▶ [PASSAGE TO READ]:

***

The two of them also loved film… or more precisely, movies, because they mostly watched them on tape. The VHS format had recently defeated its deathly adversary, the Betamax, and a rental store for the hard-core movie aficionado had opened up near his apartment. The two of them were renting stacks of tapes and working their way through the French New Wave.

Though they lived in a tumbleweed-blown college town in the middle of the great plains they liked to pretend they were in Paris. A greasy spoon was a pale but workable substitute for a Parisian Cafe – one even had sidewalk tables for those few days where the weather wasn’t blowing ice or baking heat. They watched Godard and talked politics over meals and she cut her hair like Anna Karina.

***

▶ [SOURCE INFORMATION]:
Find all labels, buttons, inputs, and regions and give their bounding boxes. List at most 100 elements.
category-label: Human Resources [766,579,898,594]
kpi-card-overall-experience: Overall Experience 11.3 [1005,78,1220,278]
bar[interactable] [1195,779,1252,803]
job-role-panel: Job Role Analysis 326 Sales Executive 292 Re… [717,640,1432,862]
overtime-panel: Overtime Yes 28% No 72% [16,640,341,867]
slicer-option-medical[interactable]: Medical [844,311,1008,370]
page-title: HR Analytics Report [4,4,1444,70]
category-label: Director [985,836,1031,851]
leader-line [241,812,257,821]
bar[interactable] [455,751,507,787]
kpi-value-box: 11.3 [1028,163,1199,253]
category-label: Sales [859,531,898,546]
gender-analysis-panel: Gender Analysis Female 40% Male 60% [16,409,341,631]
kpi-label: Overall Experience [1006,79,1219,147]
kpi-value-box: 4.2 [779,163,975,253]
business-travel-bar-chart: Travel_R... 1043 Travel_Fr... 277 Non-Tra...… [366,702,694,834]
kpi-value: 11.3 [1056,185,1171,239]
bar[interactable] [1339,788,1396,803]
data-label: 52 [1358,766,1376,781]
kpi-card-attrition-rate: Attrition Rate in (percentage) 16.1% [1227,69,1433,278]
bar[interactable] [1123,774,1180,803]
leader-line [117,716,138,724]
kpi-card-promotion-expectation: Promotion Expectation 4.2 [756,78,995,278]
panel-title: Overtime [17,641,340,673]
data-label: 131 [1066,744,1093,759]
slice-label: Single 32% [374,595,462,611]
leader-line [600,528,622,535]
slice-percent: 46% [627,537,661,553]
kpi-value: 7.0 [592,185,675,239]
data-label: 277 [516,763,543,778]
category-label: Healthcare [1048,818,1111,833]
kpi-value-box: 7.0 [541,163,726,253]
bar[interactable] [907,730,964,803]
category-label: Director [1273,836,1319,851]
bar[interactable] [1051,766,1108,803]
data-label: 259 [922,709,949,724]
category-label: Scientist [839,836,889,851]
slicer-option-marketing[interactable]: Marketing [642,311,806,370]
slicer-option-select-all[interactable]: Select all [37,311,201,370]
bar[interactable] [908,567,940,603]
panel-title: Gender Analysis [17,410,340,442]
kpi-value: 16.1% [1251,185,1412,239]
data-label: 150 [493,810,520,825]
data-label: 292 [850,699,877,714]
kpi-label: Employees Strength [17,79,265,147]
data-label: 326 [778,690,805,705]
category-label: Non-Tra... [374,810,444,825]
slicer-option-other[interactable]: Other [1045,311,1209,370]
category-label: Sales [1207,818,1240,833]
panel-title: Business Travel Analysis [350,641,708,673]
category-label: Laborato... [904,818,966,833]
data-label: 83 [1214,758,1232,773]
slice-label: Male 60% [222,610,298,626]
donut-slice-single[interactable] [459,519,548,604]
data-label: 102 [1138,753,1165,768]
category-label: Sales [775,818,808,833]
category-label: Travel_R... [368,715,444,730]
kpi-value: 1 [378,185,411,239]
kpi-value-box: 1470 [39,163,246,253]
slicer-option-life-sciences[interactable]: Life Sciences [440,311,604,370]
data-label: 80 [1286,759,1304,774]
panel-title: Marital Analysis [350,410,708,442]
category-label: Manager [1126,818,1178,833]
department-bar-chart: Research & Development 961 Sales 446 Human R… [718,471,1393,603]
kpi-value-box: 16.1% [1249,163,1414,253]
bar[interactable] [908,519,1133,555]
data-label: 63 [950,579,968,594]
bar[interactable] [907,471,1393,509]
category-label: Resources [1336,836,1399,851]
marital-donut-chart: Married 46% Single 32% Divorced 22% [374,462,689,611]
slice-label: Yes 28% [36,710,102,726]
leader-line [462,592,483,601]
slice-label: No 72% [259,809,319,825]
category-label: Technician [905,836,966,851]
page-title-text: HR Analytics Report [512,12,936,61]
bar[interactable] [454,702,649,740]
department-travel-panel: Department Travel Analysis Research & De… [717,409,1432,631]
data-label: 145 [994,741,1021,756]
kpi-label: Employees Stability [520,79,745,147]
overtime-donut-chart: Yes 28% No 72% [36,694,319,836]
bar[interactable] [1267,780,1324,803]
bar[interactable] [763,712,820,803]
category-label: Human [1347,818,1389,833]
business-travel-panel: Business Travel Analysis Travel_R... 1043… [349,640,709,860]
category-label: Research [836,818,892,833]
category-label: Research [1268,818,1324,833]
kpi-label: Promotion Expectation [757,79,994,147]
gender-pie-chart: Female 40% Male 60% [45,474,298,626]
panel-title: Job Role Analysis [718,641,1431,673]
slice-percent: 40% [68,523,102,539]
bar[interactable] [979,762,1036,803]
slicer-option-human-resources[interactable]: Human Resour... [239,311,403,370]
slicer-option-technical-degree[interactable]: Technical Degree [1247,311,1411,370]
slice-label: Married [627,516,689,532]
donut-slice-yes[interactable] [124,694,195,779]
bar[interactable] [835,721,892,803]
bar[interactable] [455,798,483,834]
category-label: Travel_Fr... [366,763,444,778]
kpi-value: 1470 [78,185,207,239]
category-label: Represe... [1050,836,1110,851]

***

▶ [LIST OF TASKS]:
1. Rewrite the passage about film starting at "The two of them also" and ending at "French New Wave.", using "video shop" in place of "rental store".
2. According to the passage about film, what served as a substitute for a Parisian café?

▶ [EXERCISE ANSWERS]:
1.
The two of them also loved film… or more precisely, movies, because they mostly watched them on tape. The VHS format had recently defeated its deathly adversary, the Betamax, and a video shop for the hard-core movie aficionado had opened up near his apartment. The two of them were renting stacks of tapes and working their way through the French New Wave.

2. A greasy spoon.